WHAT TO WORK ON:
Find every line in the records below that contains the word "محاسبه", and copy each such line.

____ DATA FOR THIS TASK

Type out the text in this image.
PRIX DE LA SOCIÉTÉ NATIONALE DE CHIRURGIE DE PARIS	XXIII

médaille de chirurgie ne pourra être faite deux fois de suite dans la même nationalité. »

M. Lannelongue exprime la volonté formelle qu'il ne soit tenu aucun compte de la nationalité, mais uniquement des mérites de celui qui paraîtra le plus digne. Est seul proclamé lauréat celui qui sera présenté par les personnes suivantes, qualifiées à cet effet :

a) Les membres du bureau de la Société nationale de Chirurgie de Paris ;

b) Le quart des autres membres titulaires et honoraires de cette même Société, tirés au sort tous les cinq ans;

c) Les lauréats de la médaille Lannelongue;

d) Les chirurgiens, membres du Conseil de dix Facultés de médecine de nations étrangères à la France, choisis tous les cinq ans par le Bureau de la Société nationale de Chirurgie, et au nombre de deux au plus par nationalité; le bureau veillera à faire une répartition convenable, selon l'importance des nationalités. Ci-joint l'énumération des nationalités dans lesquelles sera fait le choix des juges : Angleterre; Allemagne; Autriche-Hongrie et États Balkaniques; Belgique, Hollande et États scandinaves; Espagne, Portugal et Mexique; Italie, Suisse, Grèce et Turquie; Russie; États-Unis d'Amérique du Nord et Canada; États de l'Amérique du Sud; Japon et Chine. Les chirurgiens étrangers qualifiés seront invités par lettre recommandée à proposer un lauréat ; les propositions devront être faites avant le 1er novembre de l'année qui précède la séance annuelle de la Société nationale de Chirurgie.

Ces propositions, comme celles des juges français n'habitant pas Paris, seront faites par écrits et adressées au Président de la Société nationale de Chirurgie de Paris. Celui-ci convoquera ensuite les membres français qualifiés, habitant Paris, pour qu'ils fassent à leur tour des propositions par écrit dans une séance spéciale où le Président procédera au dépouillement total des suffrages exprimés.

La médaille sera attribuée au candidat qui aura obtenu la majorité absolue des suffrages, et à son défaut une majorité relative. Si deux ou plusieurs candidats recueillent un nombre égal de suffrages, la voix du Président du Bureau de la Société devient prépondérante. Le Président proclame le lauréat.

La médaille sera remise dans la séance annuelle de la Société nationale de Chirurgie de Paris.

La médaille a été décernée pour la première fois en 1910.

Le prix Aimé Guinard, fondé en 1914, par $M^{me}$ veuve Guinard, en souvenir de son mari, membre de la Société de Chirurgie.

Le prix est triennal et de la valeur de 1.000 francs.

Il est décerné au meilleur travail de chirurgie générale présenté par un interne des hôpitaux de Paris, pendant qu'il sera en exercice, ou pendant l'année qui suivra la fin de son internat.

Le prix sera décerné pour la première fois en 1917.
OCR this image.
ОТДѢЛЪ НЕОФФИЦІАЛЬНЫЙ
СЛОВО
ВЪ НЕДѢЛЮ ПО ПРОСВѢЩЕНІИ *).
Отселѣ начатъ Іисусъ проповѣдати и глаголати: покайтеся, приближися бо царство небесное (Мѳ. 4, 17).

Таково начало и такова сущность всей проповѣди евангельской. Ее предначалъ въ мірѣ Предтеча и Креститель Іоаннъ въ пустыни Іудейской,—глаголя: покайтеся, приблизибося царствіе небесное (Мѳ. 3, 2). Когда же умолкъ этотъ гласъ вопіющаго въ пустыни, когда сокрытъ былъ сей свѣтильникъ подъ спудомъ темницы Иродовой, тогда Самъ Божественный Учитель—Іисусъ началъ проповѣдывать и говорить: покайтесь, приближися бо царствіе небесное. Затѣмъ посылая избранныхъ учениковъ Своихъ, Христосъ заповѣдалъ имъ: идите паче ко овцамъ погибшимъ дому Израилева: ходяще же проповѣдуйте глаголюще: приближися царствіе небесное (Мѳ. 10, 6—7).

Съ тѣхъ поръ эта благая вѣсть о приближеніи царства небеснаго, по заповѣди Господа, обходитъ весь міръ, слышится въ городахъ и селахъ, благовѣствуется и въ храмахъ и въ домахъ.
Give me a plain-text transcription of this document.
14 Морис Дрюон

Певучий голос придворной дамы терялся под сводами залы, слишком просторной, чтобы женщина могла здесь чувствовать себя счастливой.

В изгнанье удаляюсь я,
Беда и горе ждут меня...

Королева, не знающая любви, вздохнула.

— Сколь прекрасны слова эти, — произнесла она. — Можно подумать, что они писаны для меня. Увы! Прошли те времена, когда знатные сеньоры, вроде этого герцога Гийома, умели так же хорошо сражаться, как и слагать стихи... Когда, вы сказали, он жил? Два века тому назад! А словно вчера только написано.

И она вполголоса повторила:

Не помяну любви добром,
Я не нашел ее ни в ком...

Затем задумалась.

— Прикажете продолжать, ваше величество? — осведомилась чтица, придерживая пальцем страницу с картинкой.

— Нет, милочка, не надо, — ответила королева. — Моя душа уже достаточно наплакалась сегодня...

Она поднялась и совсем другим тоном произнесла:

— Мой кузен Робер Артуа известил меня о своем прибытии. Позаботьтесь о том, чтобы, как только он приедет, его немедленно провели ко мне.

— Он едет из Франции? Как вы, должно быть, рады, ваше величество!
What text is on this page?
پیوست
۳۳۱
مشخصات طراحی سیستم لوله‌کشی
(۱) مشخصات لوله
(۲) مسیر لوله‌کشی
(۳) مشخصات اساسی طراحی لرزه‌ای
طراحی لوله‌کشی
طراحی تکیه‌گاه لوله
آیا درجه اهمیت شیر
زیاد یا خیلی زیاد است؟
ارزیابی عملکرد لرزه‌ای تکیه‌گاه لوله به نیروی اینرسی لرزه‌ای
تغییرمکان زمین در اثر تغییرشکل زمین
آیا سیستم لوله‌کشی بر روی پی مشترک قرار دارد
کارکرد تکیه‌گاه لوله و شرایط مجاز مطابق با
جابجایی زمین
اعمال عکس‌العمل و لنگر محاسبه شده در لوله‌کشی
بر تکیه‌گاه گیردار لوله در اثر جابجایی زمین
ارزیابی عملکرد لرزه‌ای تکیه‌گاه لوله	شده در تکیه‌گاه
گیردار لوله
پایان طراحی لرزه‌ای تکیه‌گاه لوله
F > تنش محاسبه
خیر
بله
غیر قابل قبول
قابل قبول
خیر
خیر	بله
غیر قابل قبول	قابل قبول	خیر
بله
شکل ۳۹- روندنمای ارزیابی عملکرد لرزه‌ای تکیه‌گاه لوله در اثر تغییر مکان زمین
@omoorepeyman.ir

________

TASK SOLUTION:
اعمال عکس‌العمل و لنگر محاسبه شده در لوله‌کشی
F > تنش محاسبه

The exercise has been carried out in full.